## GIVEN EXERCISE
Give only the number of lines in the records below that contain the word "document".

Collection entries
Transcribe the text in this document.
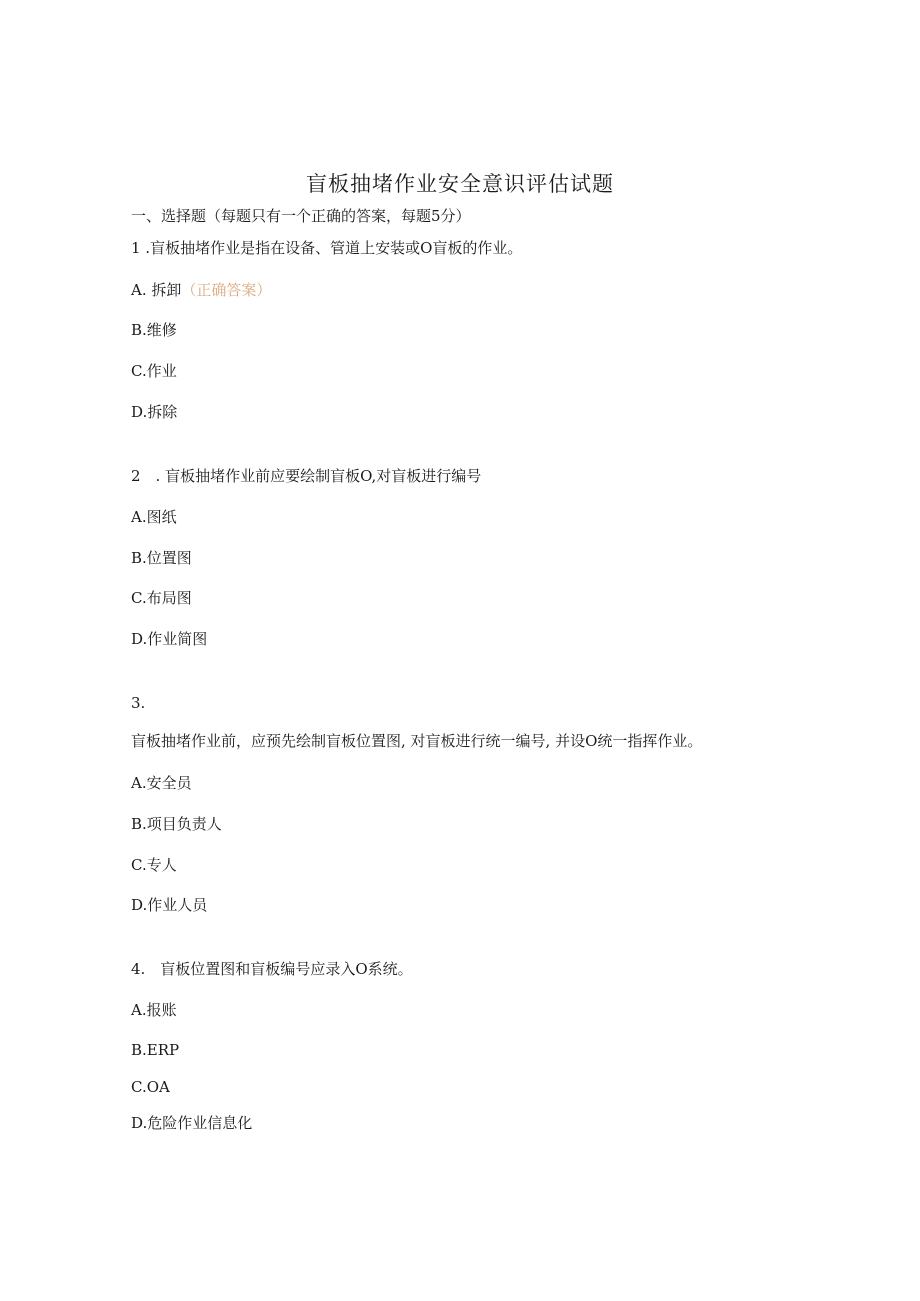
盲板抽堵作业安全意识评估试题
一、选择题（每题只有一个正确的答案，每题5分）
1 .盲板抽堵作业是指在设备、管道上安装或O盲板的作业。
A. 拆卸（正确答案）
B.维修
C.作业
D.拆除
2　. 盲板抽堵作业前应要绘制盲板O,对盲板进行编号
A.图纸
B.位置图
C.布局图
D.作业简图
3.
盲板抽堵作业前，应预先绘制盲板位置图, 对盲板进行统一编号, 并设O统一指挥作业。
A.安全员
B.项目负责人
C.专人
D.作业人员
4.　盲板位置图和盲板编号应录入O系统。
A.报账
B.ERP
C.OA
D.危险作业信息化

---

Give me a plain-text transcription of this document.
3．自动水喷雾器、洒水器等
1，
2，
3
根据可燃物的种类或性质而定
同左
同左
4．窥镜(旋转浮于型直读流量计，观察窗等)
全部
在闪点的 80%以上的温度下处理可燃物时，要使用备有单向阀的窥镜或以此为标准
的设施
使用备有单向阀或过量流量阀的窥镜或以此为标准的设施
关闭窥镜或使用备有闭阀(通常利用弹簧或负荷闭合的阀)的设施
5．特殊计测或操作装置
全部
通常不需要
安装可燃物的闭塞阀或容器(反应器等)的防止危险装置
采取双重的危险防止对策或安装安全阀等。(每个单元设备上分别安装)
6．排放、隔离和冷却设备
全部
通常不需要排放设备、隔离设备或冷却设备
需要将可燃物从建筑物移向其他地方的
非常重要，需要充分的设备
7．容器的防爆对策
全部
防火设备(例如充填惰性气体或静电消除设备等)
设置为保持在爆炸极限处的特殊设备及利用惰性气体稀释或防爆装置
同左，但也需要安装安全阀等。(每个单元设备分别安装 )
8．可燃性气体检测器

---

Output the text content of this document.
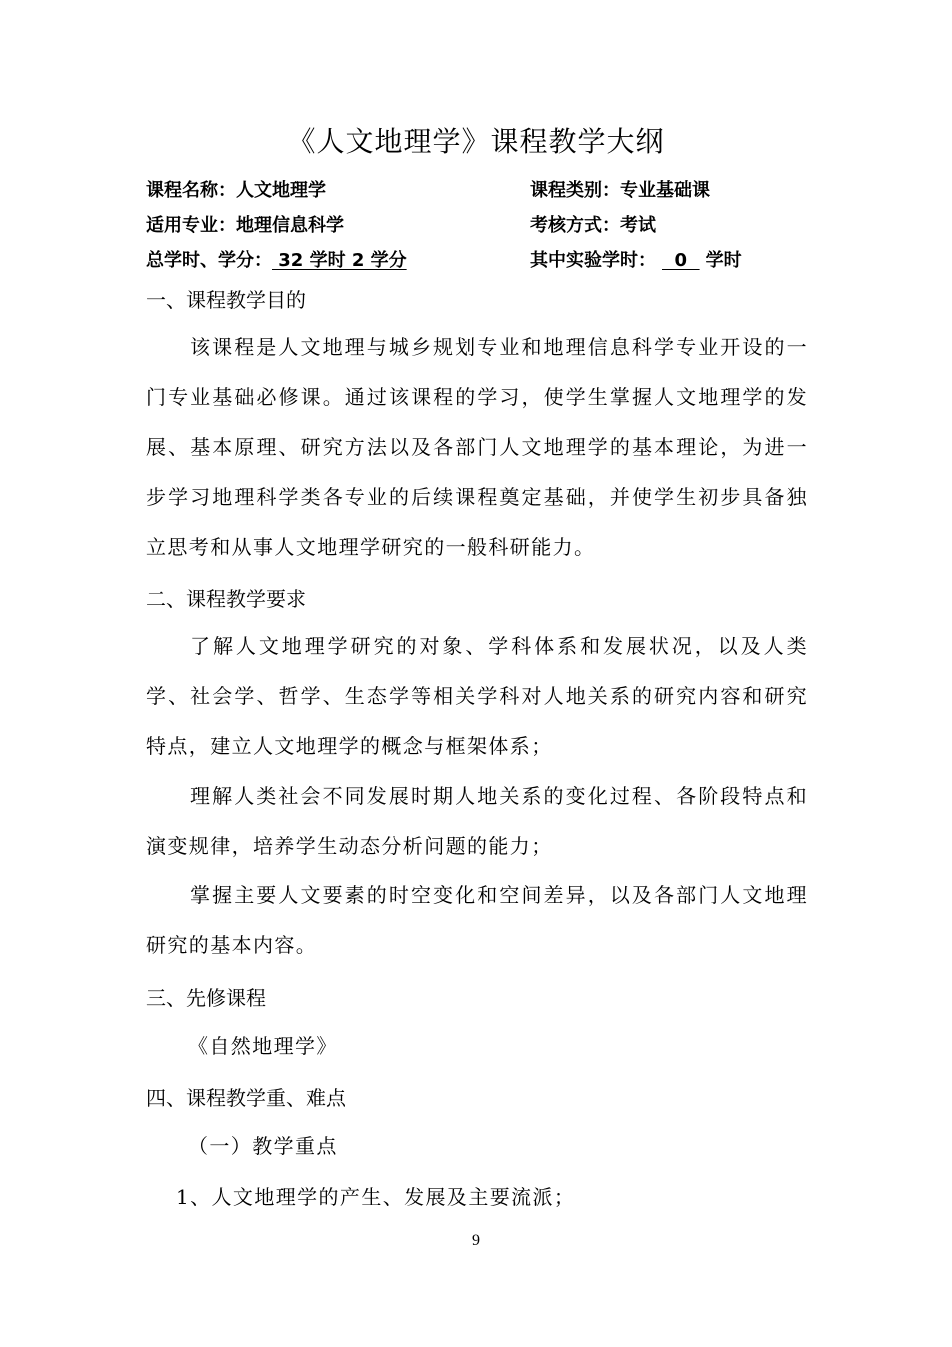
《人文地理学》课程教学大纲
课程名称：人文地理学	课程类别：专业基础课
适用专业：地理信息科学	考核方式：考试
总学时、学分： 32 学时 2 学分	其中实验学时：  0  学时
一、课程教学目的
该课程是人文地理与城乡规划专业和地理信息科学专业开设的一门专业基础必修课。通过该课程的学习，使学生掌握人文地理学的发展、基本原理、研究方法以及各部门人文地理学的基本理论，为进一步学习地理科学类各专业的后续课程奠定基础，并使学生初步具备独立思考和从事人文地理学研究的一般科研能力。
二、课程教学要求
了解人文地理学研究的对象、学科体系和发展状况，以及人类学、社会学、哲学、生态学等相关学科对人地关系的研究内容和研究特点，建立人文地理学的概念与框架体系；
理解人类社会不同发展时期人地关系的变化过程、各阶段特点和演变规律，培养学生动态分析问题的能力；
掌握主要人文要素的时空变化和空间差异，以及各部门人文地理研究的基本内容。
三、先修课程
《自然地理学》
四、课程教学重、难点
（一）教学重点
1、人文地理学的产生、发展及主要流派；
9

## EXERCISE RESULT
3